■ **题目 1**: 把记录从开头一直到含有“bar-los-angeles-2023 <box>1129 828”的那一行（含该行）重新写出，并将其中的“legend-label”换成“legend-text”，其余一律不变。

■ **正文**:
-- -- --
近期在学习clickhouse数据库,为后期要运维一套核心clickhouse生产数据库做准备。 本次给大家分享下学习clickhouse备份恢复的一些知识给大家分享,本次分享内容有些简陋,待后续深入学习之后再跟大家进一步详细分享。
Part1备份方式及工具
ClickHouse提供了多种备份和恢复机制,接下来将给大家一一介绍。
1将数据源复制到其它地方
如通过Kafka等消息中间件,将数据通过持久队列传递到其它订阅服务器,这些订阅服务器将写入ClickHouse时读取相同的数据流,并将其存储在冷存储中。
2文件系统快照
某些本地文件系统提供快照功能,但这种方式不能提供实时查询的最佳选择。 使用这种文件系统创建额外的副本,并将它们与用于Select 查询的分布式表分离,任何修改数据的查询都无法访问此类副本上的快照。 这种方式需额外增加磁盘,代价比较高。
3ClickHouse-copier
ClickHouse-copier 是一个多功能工具,最初创建它是为了用于重新切分PB大小的表,因为它能够在ClickHouse表和集群之间可靠地复制数据,所以它也可用于备份和还原数据。
对于较小的数据量,一个简单的insert into ... select ... 到远程表也可以。
4Part操作
ClickHouse允许使用alter table ... freeze partition ... 查询以创建表分区的本地副本,是利用硬链接(hardlink)到/var/lib/clickhouse/shadow/文件夹中实现的,它通常不会因为旧数据而占用额外的磁盘空间。创建的文件副本不由ClickHouse服务器处理。
手动执行 alter table ... freeze partition ... freeze是冻结的意思,此方式优点:并不会影响ClickHouse的执行,会将数据备份到一些指定路径下 恢复时使用 aler table ... attach partition ... 从备份中恢复
5ClickHouse -backup
以上工具都属于手工,ClickHouse-backup可以实现自动化。
Part2clickhouse-backup介绍
clickhouse-backup是社区开源的一个clickhouse备份工具,可用于实现数据迁移。其原理是先创建一个备份,然后从备份导入数据,使用该工具可用于常规的异地冷备方案。
可通过二进制或者rpm包方式安装。
1使用限制
ClickHouse 版本不低于 1.1.54390 仅限MergeTree 系列表引擎 不支持备份 Tiered storage 或 storage_policy 云存储最大备份大小为 5TB AWS S3上的parts数最大为10000
2安装部署
本次通过部署二进制包方式部署clickhouse-backup。
1) 下载 clickhouser-backup
wget https://github.com/Altinity/clickhouse-backup/releases/download/v2.5.9/clickhouse-backup-linux-amd64.tar.gz
2) 解压
tar xf clickhouse-backup-linux-amd64.tar.gz -C /root
3) 复制clickhouse-backup命令到系统中
cp /root/clickhouse/build/linux/amd64/clickhouse-backup /usr/local/bin/
4) 创建clickhouse-backup 配置文件目录
mkdir -p /etc/clickhouse-backup
5) 创建并修改配置文件到/etc/clickhouse-backup目录
general:
remote_storage: none
backups_to_keep_local: 7
backups_to_keep_remote: 31
clickhouse:
username: default
password: "clickhouse"
-- -- --
■ **练习材料**:
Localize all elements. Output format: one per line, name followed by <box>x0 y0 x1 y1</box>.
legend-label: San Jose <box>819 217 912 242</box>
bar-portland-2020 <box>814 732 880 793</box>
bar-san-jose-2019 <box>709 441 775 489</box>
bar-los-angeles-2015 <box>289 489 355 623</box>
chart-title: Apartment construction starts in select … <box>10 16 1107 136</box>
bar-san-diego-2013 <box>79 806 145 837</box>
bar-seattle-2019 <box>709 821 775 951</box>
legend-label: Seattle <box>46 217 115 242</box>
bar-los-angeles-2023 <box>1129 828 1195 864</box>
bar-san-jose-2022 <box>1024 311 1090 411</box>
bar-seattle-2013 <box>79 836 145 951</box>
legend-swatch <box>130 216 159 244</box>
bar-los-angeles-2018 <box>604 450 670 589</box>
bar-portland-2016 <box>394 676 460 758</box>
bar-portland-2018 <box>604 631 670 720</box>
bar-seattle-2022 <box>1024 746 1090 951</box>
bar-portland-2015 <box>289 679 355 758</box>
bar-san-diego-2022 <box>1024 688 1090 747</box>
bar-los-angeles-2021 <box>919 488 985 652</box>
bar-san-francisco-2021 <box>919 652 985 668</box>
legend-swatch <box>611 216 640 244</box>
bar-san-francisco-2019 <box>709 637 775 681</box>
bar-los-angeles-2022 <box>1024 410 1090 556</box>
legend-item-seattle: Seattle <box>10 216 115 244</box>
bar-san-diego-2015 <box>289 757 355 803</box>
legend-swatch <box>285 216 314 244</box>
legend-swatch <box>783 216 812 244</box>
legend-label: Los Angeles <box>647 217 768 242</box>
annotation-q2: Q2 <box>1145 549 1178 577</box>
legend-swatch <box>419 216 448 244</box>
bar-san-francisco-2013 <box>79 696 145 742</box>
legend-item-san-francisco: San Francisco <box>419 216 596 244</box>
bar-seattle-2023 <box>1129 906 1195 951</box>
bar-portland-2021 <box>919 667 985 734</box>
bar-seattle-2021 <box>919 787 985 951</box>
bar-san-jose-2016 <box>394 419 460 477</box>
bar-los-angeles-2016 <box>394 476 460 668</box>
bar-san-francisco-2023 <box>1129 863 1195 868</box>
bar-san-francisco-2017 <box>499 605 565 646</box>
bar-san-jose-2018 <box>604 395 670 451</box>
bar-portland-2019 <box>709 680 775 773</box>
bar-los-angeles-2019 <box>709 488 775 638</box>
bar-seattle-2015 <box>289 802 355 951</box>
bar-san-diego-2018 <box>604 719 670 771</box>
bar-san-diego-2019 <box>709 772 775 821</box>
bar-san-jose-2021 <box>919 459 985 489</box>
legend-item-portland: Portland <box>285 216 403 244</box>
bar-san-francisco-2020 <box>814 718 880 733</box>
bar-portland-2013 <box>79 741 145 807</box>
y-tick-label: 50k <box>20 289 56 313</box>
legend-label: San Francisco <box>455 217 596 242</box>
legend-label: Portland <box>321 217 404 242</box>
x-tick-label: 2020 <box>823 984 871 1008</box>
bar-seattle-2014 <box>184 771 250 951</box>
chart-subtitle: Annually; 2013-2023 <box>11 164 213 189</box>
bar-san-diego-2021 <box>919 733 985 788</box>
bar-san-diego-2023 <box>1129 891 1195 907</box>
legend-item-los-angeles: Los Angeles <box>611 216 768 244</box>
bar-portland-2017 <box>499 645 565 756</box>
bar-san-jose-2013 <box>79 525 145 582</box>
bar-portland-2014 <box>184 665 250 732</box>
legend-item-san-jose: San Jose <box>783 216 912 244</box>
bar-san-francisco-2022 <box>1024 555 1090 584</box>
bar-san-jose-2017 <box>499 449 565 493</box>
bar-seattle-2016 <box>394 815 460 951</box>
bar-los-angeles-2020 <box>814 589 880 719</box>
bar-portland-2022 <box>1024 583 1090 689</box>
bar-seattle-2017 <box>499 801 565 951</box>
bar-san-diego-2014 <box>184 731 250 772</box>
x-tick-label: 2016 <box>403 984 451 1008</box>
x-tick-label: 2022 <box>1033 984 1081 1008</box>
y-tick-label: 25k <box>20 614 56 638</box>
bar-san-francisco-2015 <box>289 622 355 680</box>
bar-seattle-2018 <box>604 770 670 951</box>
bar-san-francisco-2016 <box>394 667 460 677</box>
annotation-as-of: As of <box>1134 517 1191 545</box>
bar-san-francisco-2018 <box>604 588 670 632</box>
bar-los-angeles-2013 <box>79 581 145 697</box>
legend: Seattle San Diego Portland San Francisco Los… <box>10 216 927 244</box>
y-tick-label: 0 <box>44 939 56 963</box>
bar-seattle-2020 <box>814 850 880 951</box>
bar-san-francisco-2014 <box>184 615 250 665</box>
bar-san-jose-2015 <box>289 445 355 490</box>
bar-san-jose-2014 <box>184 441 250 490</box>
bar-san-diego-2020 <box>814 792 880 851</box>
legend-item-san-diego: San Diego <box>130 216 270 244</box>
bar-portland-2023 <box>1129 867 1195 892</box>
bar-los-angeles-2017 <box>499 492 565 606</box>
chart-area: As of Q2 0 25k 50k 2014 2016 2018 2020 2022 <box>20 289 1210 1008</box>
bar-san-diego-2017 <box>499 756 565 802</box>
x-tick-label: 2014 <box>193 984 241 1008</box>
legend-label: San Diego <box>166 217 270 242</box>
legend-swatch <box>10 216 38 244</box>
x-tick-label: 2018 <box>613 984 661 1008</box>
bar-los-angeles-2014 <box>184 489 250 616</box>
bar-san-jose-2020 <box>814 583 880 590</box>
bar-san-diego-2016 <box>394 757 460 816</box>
-- -- --
■ **题目 2**:
根据正文回答：
(a) ClickHouse-copier 最初是为了什么而创建的？
(b) 使用 clickhouse-backup 时，ClickHouse 版本不得低于多少？
(c) 配置文件中 backups_to_keep_remote 设为多少？

■ **作答 1**:
Localize all elements. Output format: one per line, name followed by <box>x0 y0 x1 y1</box>.
legend-text: San Jose <box>819 217 912 242</box>
bar-portland-2020 <box>814 732 880 793</box>
bar-san-jose-2019 <box>709 441 775 489</box>
bar-los-angeles-2015 <box>289 489 355 623</box>
chart-title: Apartment construction starts in select … <box>10 16 1107 136</box>
bar-san-diego-2013 <box>79 806 145 837</box>
bar-seattle-2019 <box>709 821 775 951</box>
legend-text: Seattle <box>46 217 115 242</box>
bar-los-angeles-2023 <box>1129 828 1195 864</box>

■ **作答 2**:
(a) 为了重新切分PB大小的表。
(b) 1.1.54390。
(c) 31。